-- Start of EXERCISE DATA --

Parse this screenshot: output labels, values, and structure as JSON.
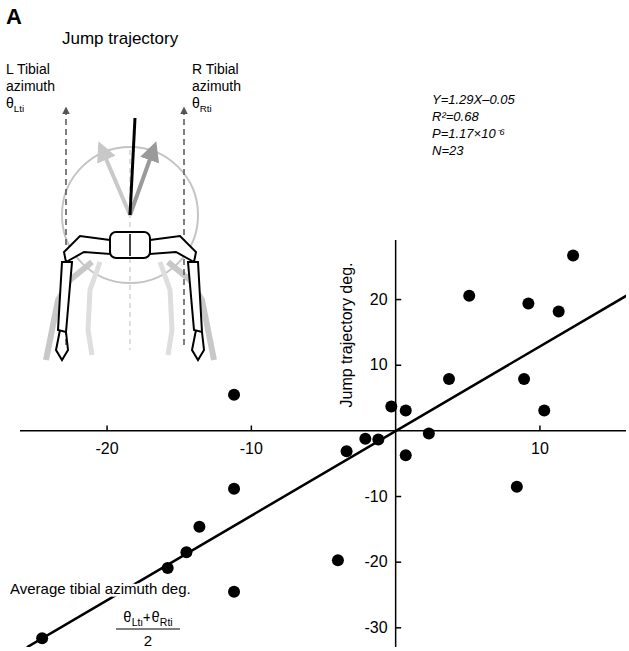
{
  "chart_data": {
    "type": "scatter",
    "panel": "A",
    "xlabel": "Average tibial azimuth deg.",
    "xlabel_formula": {
      "numerator": "θLti+θRti",
      "denominator": "2"
    },
    "ylabel": "Jump trajectory deg.",
    "annotations": [
      "Y=1.29X–0.05",
      "R²=0.68",
      "P=1.17×10⁻⁶",
      "N=23"
    ],
    "diagram": {
      "title": "Jump trajectory",
      "left_label": [
        "L Tibial",
        "azimuth",
        "θLti"
      ],
      "right_label": [
        "R Tibial",
        "azimuth",
        "θRti"
      ]
    },
    "x": [
      -24.5,
      -11.2,
      -15.8,
      -14.5,
      -13.6,
      -11.2,
      -11.2,
      -4.0,
      -3.4,
      -2.1,
      -1.2,
      -0.3,
      0.7,
      0.7,
      2.3,
      3.7,
      5.1,
      9.2,
      8.9,
      8.4,
      10.3,
      11.3,
      12.3
    ],
    "values": [
      -31.6,
      5.5,
      -20.9,
      -18.5,
      -14.6,
      -8.8,
      -24.5,
      -19.7,
      -3.1,
      -1.2,
      -1.3,
      3.7,
      3.1,
      -3.7,
      -0.4,
      7.9,
      20.6,
      19.4,
      7.9,
      -8.5,
      3.1,
      18.2,
      26.7
    ],
    "fit_line": {
      "x": [
        -25.5,
        16
      ],
      "y": [
        -32.9,
        20.6
      ]
    },
    "color": "#000000",
    "marker": "circle",
    "xlim": [
      -26,
      16
    ],
    "ylim": [
      -33,
      29
    ],
    "xticks": [
      -20,
      -10,
      10
    ],
    "yticks": [
      -30,
      -20,
      -10,
      10,
      20
    ]
  }
}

-- End of EXERCISE DATA --

## TASK PROMPT
Reproduce the material above in full, exactly, with no images.

## EXERCISE RESULT
Parse this screenshot: output labels, values, and structure as JSON.
{
  "chart_data": {
    "type": "scatter",
    "panel": "A",
    "xlabel": "Average tibial azimuth deg.",
    "xlabel_formula": {
      "numerator": "θLti+θRti",
      "denominator": "2"
    },
    "ylabel": "Jump trajectory deg.",
    "annotations": [
      "Y=1.29X–0.05",
      "R²=0.68",
      "P=1.17×10⁻⁶",
      "N=23"
    ],
    "diagram": {
      "title": "Jump trajectory",
      "left_label": [
        "L Tibial",
        "azimuth",
        "θLti"
      ],
      "right_label": [
        "R Tibial",
        "azimuth",
        "θRti"
      ]
    },
    "x": [
      -24.5,
      -11.2,
      -15.8,
      -14.5,
      -13.6,
      -11.2,
      -11.2,
      -4.0,
      -3.4,
      -2.1,
      -1.2,
      -0.3,
      0.7,
      0.7,
      2.3,
      3.7,
      5.1,
      9.2,
      8.9,
      8.4,
      10.3,
      11.3,
      12.3
    ],
    "values": [
      -31.6,
      5.5,
      -20.9,
      -18.5,
      -14.6,
      -8.8,
      -24.5,
      -19.7,
      -3.1,
      -1.2,
      -1.3,
      3.7,
      3.1,
      -3.7,
      -0.4,
      7.9,
      20.6,
      19.4,
      7.9,
      -8.5,
      3.1,
      18.2,
      26.7
    ],
    "fit_line": {
      "x": [
        -25.5,
        16
      ],
      "y": [
        -32.9,
        20.6
      ]
    },
    "color": "#000000",
    "marker": "circle",
    "xlim": [
      -26,
      16
    ],
    "ylim": [
      -33,
      29
    ],
    "xticks": [
      -20,
      -10,
      10
    ],
    "yticks": [
      -30,
      -20,
      -10,
      10,
      20
    ]
  }
}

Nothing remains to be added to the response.